= Exercise directions =
Wherever pictures occur in the entries below, leave them out and retype the rest exactly.

____

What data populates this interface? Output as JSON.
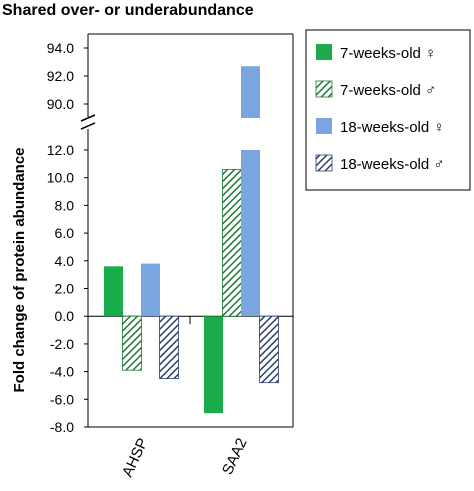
{
  "chart_data": {
    "type": "bar",
    "title": "Shared over- or underabundance",
    "ylabel": "Fold change of protein abundance",
    "xlabel": "",
    "categories": [
      "AHSP",
      "SAA2"
    ],
    "series": [
      {
        "name": "7-weeks-old ♀",
        "values": [
          3.6,
          -7.0
        ],
        "color": "#1aab4a",
        "pattern": "solid"
      },
      {
        "name": "7-weeks-old ♂",
        "values": [
          -3.9,
          10.6
        ],
        "color": "#1aab4a",
        "pattern": "hatched"
      },
      {
        "name": "18-weeks-old ♀",
        "values": [
          3.8,
          92.7
        ],
        "color": "#7aa6e0",
        "pattern": "solid"
      },
      {
        "name": "18-weeks-old ♂",
        "values": [
          -4.5,
          -4.8
        ],
        "color": "#7aa6e0",
        "pattern": "hatched"
      }
    ],
    "axis_break": true,
    "y_lower_segment": {
      "ylim": [
        -8.0,
        12.0
      ],
      "ticks": [
        "-8.0",
        "-6.0",
        "-4.0",
        "-2.0",
        "0.0",
        "2.0",
        "4.0",
        "6.0",
        "8.0",
        "10.0",
        "12.0"
      ]
    },
    "y_upper_segment": {
      "ylim": [
        90.0,
        94.0
      ],
      "ticks": [
        "90.0",
        "92.0",
        "94.0"
      ]
    },
    "legend_position": "right",
    "grid": false
  }
}
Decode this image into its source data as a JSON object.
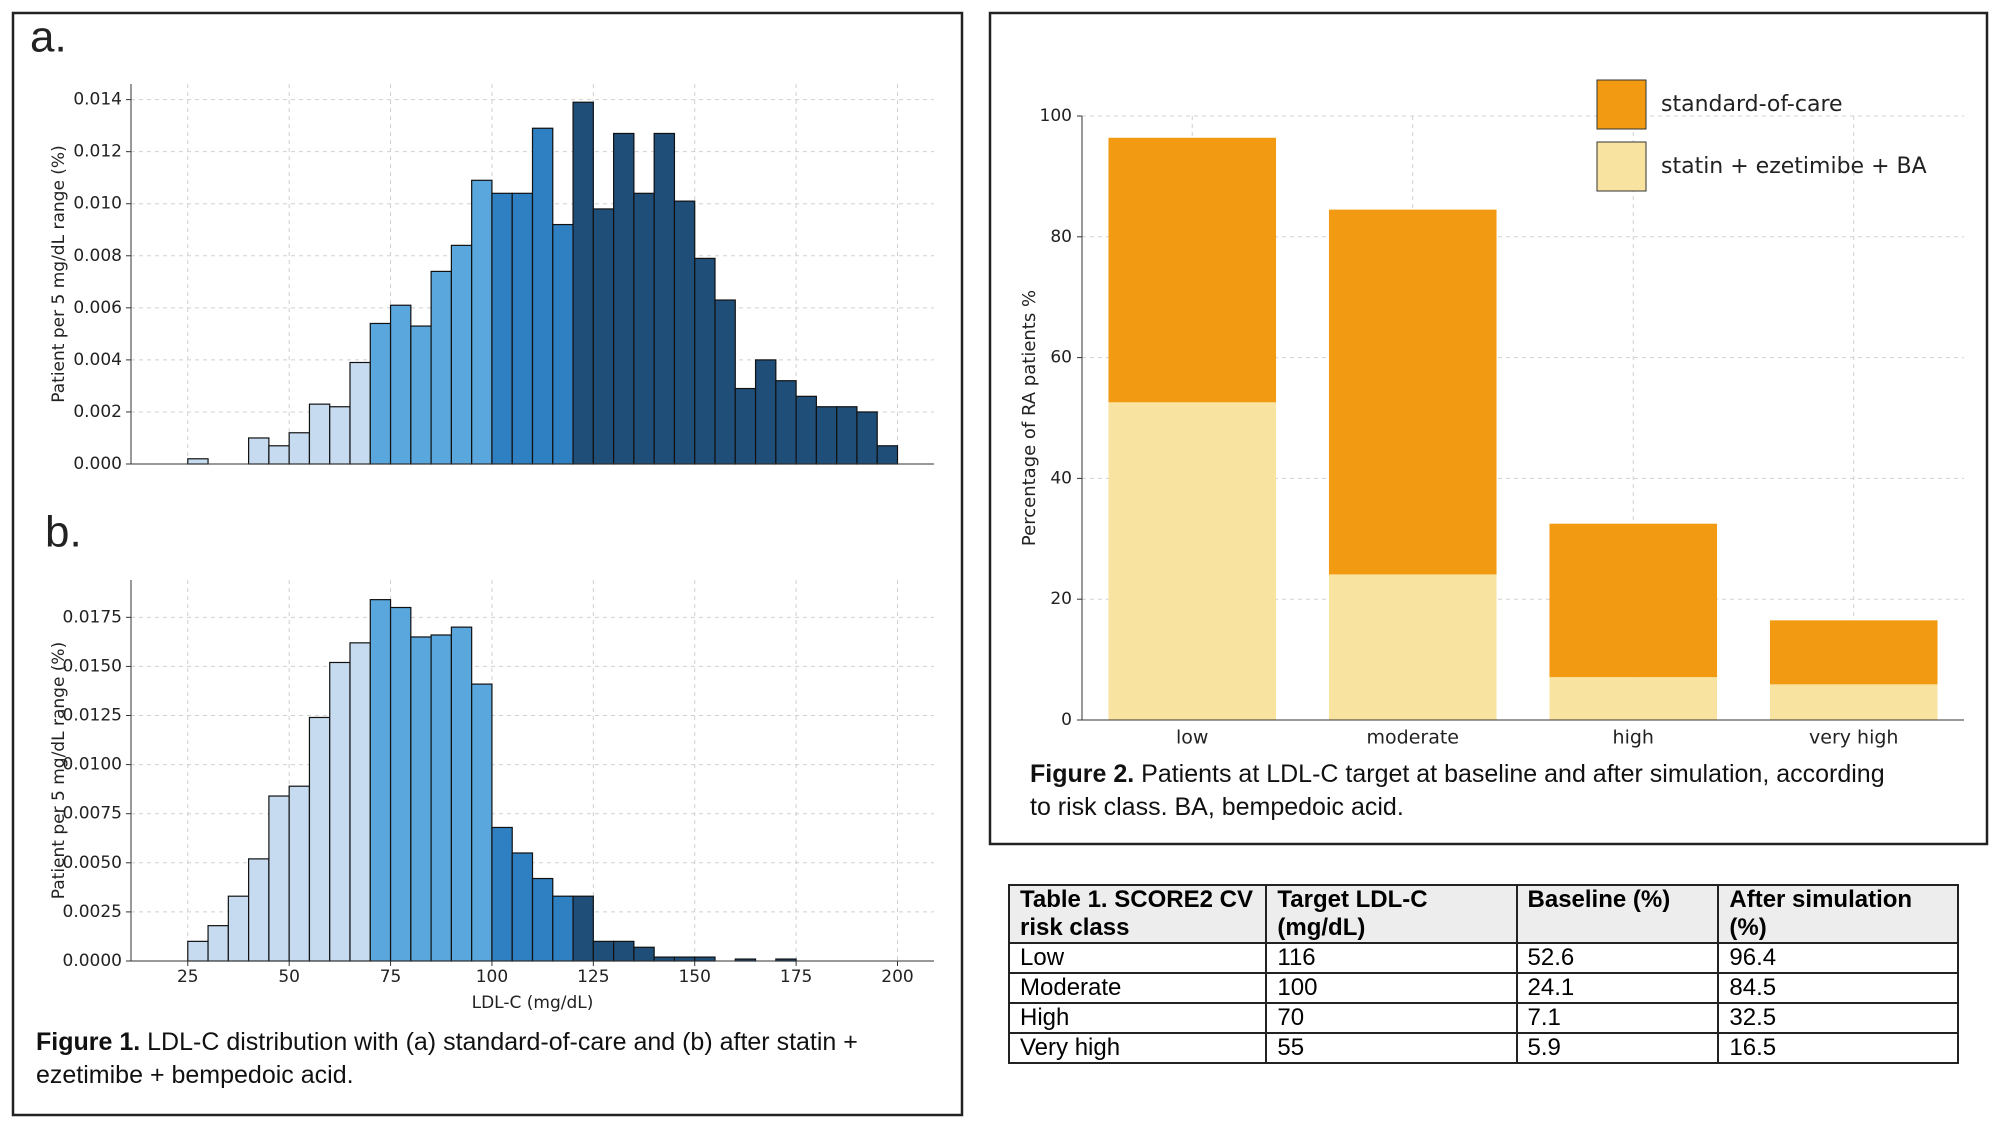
{
  "chart_data": [
    {
      "type": "histogram",
      "panel_label": "a.",
      "ylabel": "Patient per 5 mg/dL range (%)",
      "bins": [
        25,
        30,
        35,
        40,
        45,
        50,
        55,
        60,
        65,
        70,
        75,
        80,
        85,
        90,
        95,
        100,
        105,
        110,
        115,
        120,
        125,
        130,
        135,
        140,
        145,
        150,
        155,
        160,
        165,
        170,
        175,
        180,
        185,
        190,
        195,
        200
      ],
      "counts": [
        0.0002,
        0,
        0,
        0.001,
        0.0007,
        0.0012,
        0.0023,
        0.0022,
        0.0039,
        0.0054,
        0.0061,
        0.0053,
        0.0074,
        0.0084,
        0.0109,
        0.0104,
        0.0104,
        0.0129,
        0.0092,
        0.0139,
        0.0098,
        0.0127,
        0.0104,
        0.0127,
        0.0101,
        0.0079,
        0.0063,
        0.0029,
        0.004,
        0.0032,
        0.0026,
        0.0022,
        0.0022,
        0.002,
        0.0007
      ],
      "colors": [
        "#c6dbef",
        "#c6dbef",
        "#c6dbef",
        "#c6dbef",
        "#c6dbef",
        "#c6dbef",
        "#c6dbef",
        "#c6dbef",
        "#c6dbef",
        "#5aa7dd",
        "#5aa7dd",
        "#5aa7dd",
        "#5aa7dd",
        "#5aa7dd",
        "#5aa7dd",
        "#2f80c2",
        "#2f80c2",
        "#2f80c2",
        "#2f80c2",
        "#1f4e79",
        "#1f4e79",
        "#1f4e79",
        "#1f4e79",
        "#1f4e79",
        "#1f4e79",
        "#1f4e79",
        "#1f4e79",
        "#1f4e79",
        "#1f4e79",
        "#1f4e79",
        "#1f4e79",
        "#1f4e79",
        "#1f4e79",
        "#1f4e79",
        "#1f4e79"
      ],
      "xlim": [
        11,
        209
      ],
      "ylim": [
        0,
        0.0146
      ],
      "grid": true,
      "yticks": [
        {
          "value": 0,
          "label": "0.000"
        },
        {
          "value": 0.002,
          "label": "0.002"
        },
        {
          "value": 0.004,
          "label": "0.004"
        },
        {
          "value": 0.006,
          "label": "0.006"
        },
        {
          "value": 0.008,
          "label": "0.008"
        },
        {
          "value": 0.01,
          "label": "0.010"
        },
        {
          "value": 0.012,
          "label": "0.012"
        },
        {
          "value": 0.014,
          "label": "0.014"
        }
      ]
    },
    {
      "type": "histogram",
      "panel_label": "b.",
      "ylabel": "Patient per 5 mg/dL range (%)",
      "xlabel": "LDL-C (mg/dL)",
      "bins": [
        25,
        30,
        35,
        40,
        45,
        50,
        55,
        60,
        65,
        70,
        75,
        80,
        85,
        90,
        95,
        100,
        105,
        110,
        115,
        120,
        125,
        130,
        135,
        140,
        145,
        150,
        155,
        160,
        165,
        170,
        175
      ],
      "counts": [
        0.001,
        0.0018,
        0.0033,
        0.0052,
        0.0084,
        0.0089,
        0.0124,
        0.0152,
        0.0162,
        0.0184,
        0.018,
        0.0165,
        0.0166,
        0.017,
        0.0141,
        0.0068,
        0.0055,
        0.0042,
        0.0033,
        0.0033,
        0.001,
        0.001,
        0.0007,
        0.0002,
        0.0002,
        0.0002,
        0,
        0.0001,
        0,
        0.0001
      ],
      "colors": [
        "#c6dbef",
        "#c6dbef",
        "#c6dbef",
        "#c6dbef",
        "#c6dbef",
        "#c6dbef",
        "#c6dbef",
        "#c6dbef",
        "#c6dbef",
        "#5aa7dd",
        "#5aa7dd",
        "#5aa7dd",
        "#5aa7dd",
        "#5aa7dd",
        "#5aa7dd",
        "#2f80c2",
        "#2f80c2",
        "#2f80c2",
        "#2f80c2",
        "#1f4e79",
        "#1f4e79",
        "#1f4e79",
        "#1f4e79",
        "#1f4e79",
        "#1f4e79",
        "#1f4e79",
        "#1f4e79",
        "#1f4e79",
        "#1f4e79",
        "#1f4e79"
      ],
      "xlim": [
        11,
        209
      ],
      "ylim": [
        0,
        0.0194
      ],
      "grid": true,
      "xticks": [
        25,
        50,
        75,
        100,
        125,
        150,
        175,
        200
      ],
      "yticks": [
        {
          "value": 0,
          "label": "0.0000"
        },
        {
          "value": 0.0025,
          "label": "0.0025"
        },
        {
          "value": 0.005,
          "label": "0.0050"
        },
        {
          "value": 0.0075,
          "label": "0.0075"
        },
        {
          "value": 0.01,
          "label": "0.0100"
        },
        {
          "value": 0.0125,
          "label": "0.0125"
        },
        {
          "value": 0.015,
          "label": "0.0150"
        },
        {
          "value": 0.0175,
          "label": "0.0175"
        }
      ]
    },
    {
      "type": "stacked_bar",
      "ylabel": "Percentage of RA patients %",
      "categories": [
        "low",
        "moderate",
        "high",
        "very high"
      ],
      "series": [
        {
          "name": "statin + ezetimibe + BA",
          "color": "#f8e4a0",
          "values": [
            52.6,
            24.1,
            7.1,
            5.9
          ]
        },
        {
          "name": "standard-of-care",
          "color": "#f29b12",
          "values": [
            43.8,
            60.4,
            25.4,
            10.6
          ]
        }
      ],
      "ylim": [
        0,
        100
      ],
      "yticks": [
        0,
        20,
        40,
        60,
        80,
        100
      ],
      "grid": true,
      "legend": "upper right"
    }
  ],
  "figure1_caption": {
    "label": "Figure 1.",
    "text": "LDL-C distribution with (a) standard-of-care and (b) after statin + ezetimibe + bempedoic acid."
  },
  "figure2_caption": {
    "label": "Figure 2.",
    "text": "Patients at LDL-C target at baseline and after simulation, according to risk class. BA, bempedoic acid."
  },
  "table": {
    "header": [
      "Table 1. SCORE2 CV risk class",
      "Target LDL-C (mg/dL)",
      "Baseline (%)",
      "After simulation (%)"
    ],
    "rows": [
      [
        "Low",
        "116",
        "52.6",
        "96.4"
      ],
      [
        "Moderate",
        "100",
        "24.1",
        "84.5"
      ],
      [
        "High",
        "70",
        "7.1",
        "32.5"
      ],
      [
        "Very high",
        "55",
        "5.9",
        "16.5"
      ]
    ]
  }
}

____

= Answer to this exercise =
What data populates this interface? Output as JSON.
{
  "chart_data": {
    "type": "bar",
    "title": "Shared over- or underabundance",
    "ylabel": "Fold change of protein abundance",
    "xlabel": "",
    "categories": [
      "AHSP",
      "SAA2"
    ],
    "series": [
      {
        "name": "7-weeks-old ♀",
        "values": [
          3.6,
          -7.0
        ],
        "color": "#1aab4a",
        "pattern": "solid"
      },
      {
        "name": "7-weeks-old ♂",
        "values": [
          -3.9,
          10.6
        ],
        "color": "#1aab4a",
        "pattern": "hatched"
      },
      {
        "name": "18-weeks-old ♀",
        "values": [
          3.8,
          92.7
        ],
        "color": "#7aa6e0",
        "pattern": "solid"
      },
      {
        "name": "18-weeks-old ♂",
        "values": [
          -4.5,
          -4.8
        ],
        "color": "#7aa6e0",
        "pattern": "hatched"
      }
    ],
    "axis_break": true,
    "y_lower_segment": {
      "ylim": [
        -8.0,
        12.0
      ],
      "ticks": [
        "-8.0",
        "-6.0",
        "-4.0",
        "-2.0",
        "0.0",
        "2.0",
        "4.0",
        "6.0",
        "8.0",
        "10.0",
        "12.0"
      ]
    },
    "y_upper_segment": {
      "ylim": [
        90.0,
        94.0
      ],
      "ticks": [
        "90.0",
        "92.0",
        "94.0"
      ]
    },
    "legend_position": "right",
    "grid": false
  }
}
Decode this image into its source data as a JSON object.
{
  "chart_data": [
    {
      "type": "histogram",
      "panel_label": "a.",
      "ylabel": "Patient per 5 mg/dL range (%)",
      "bins": [
        25,
        30,
        35,
        40,
        45,
        50,
        55,
        60,
        65,
        70,
        75,
        80,
        85,
        90,
        95,
        100,
        105,
        110,
        115,
        120,
        125,
        130,
        135,
        140,
        145,
        150,
        155,
        160,
        165,
        170,
        175,
        180,
        185,
        190,
        195,
        200
      ],
      "counts": [
        0.0002,
        0,
        0,
        0.001,
        0.0007,
        0.0012,
        0.0023,
        0.0022,
        0.0039,
        0.0054,
        0.0061,
        0.0053,
        0.0074,
        0.0084,
        0.0109,
        0.0104,
        0.0104,
        0.0129,
        0.0092,
        0.0139,
        0.0098,
        0.0127,
        0.0104,
        0.0127,
        0.0101,
        0.0079,
        0.0063,
        0.0029,
        0.004,
        0.0032,
        0.0026,
        0.0022,
        0.0022,
        0.002,
        0.0007
      ],
      "colors": [
        "#c6dbef",
        "#c6dbef",
        "#c6dbef",
        "#c6dbef",
        "#c6dbef",
        "#c6dbef",
        "#c6dbef",
        "#c6dbef",
        "#c6dbef",
        "#5aa7dd",
        "#5aa7dd",
        "#5aa7dd",
        "#5aa7dd",
        "#5aa7dd",
        "#5aa7dd",
        "#2f80c2",
        "#2f80c2",
        "#2f80c2",
        "#2f80c2",
        "#1f4e79",
        "#1f4e79",
        "#1f4e79",
        "#1f4e79",
        "#1f4e79",
        "#1f4e79",
        "#1f4e79",
        "#1f4e79",
        "#1f4e79",
        "#1f4e79",
        "#1f4e79",
        "#1f4e79",
        "#1f4e79",
        "#1f4e79",
        "#1f4e79",
        "#1f4e79"
      ],
      "xlim": [
        11,
        209
      ],
      "ylim": [
        0,
        0.0146
      ],
      "grid": true,
      "yticks": [
        {
          "value": 0,
          "label": "0.000"
        },
        {
          "value": 0.002,
          "label": "0.002"
        },
        {
          "value": 0.004,
          "label": "0.004"
        },
        {
          "value": 0.006,
          "label": "0.006"
        },
        {
          "value": 0.008,
          "label": "0.008"
        },
        {
          "value": 0.01,
          "label": "0.010"
        },
        {
          "value": 0.012,
          "label": "0.012"
        },
        {
          "value": 0.014,
          "label": "0.014"
        }
      ]
    },
    {
      "type": "histogram",
      "panel_label": "b.",
      "ylabel": "Patient per 5 mg/dL range (%)",
      "xlabel": "LDL-C (mg/dL)",
      "bins": [
        25,
        30,
        35,
        40,
        45,
        50,
        55,
        60,
        65,
        70,
        75,
        80,
        85,
        90,
        95,
        100,
        105,
        110,
        115,
        120,
        125,
        130,
        135,
        140,
        145,
        150,
        155,
        160,
        165,
        170,
        175
      ],
      "counts": [
        0.001,
        0.0018,
        0.0033,
        0.0052,
        0.0084,
        0.0089,
        0.0124,
        0.0152,
        0.0162,
        0.0184,
        0.018,
        0.0165,
        0.0166,
        0.017,
        0.0141,
        0.0068,
        0.0055,
        0.0042,
        0.0033,
        0.0033,
        0.001,
        0.001,
        0.0007,
        0.0002,
        0.0002,
        0.0002,
        0,
        0.0001,
        0,
        0.0001
      ],
      "colors": [
        "#c6dbef",
        "#c6dbef",
        "#c6dbef",
        "#c6dbef",
        "#c6dbef",
        "#c6dbef",
        "#c6dbef",
        "#c6dbef",
        "#c6dbef",
        "#5aa7dd",
        "#5aa7dd",
        "#5aa7dd",
        "#5aa7dd",
        "#5aa7dd",
        "#5aa7dd",
        "#2f80c2",
        "#2f80c2",
        "#2f80c2",
        "#2f80c2",
        "#1f4e79",
        "#1f4e79",
        "#1f4e79",
        "#1f4e79",
        "#1f4e79",
        "#1f4e79",
        "#1f4e79",
        "#1f4e79",
        "#1f4e79",
        "#1f4e79",
        "#1f4e79"
      ],
      "xlim": [
        11,
        209
      ],
      "ylim": [
        0,
        0.0194
      ],
      "grid": true,
      "xticks": [
        25,
        50,
        75,
        100,
        125,
        150,
        175,
        200
      ],
      "yticks": [
        {
          "value": 0,
          "label": "0.0000"
        },
        {
          "value": 0.0025,
          "label": "0.0025"
        },
        {
          "value": 0.005,
          "label": "0.0050"
        },
        {
          "value": 0.0075,
          "label": "0.0075"
        },
        {
          "value": 0.01,
          "label": "0.0100"
        },
        {
          "value": 0.0125,
          "label": "0.0125"
        },
        {
          "value": 0.015,
          "label": "0.0150"
        },
        {
          "value": 0.0175,
          "label": "0.0175"
        }
      ]
    },
    {
      "type": "stacked_bar",
      "ylabel": "Percentage of RA patients %",
      "categories": [
        "low",
        "moderate",
        "high",
        "very high"
      ],
      "series": [
        {
          "name": "statin + ezetimibe + BA",
          "color": "#f8e4a0",
          "values": [
            52.6,
            24.1,
            7.1,
            5.9
          ]
        },
        {
          "name": "standard-of-care",
          "color": "#f29b12",
          "values": [
            43.8,
            60.4,
            25.4,
            10.6
          ]
        }
      ],
      "ylim": [
        0,
        100
      ],
      "yticks": [
        0,
        20,
        40,
        60,
        80,
        100
      ],
      "grid": true,
      "legend": "upper right"
    }
  ],
  "figure1_caption": {
    "label": "Figure 1.",
    "text": "LDL-C distribution with (a) standard-of-care and (b) after statin + ezetimibe + bempedoic acid."
  },
  "figure2_caption": {
    "label": "Figure 2.",
    "text": "Patients at LDL-C target at baseline and after simulation, according to risk class. BA, bempedoic acid."
  },
  "table": {
    "header": [
      "Table 1. SCORE2 CV risk class",
      "Target LDL-C (mg/dL)",
      "Baseline (%)",
      "After simulation (%)"
    ],
    "rows": [
      [
        "Low",
        "116",
        "52.6",
        "96.4"
      ],
      [
        "Moderate",
        "100",
        "24.1",
        "84.5"
      ],
      [
        "High",
        "70",
        "7.1",
        "32.5"
      ],
      [
        "Very high",
        "55",
        "5.9",
        "16.5"
      ]
    ]
  }
}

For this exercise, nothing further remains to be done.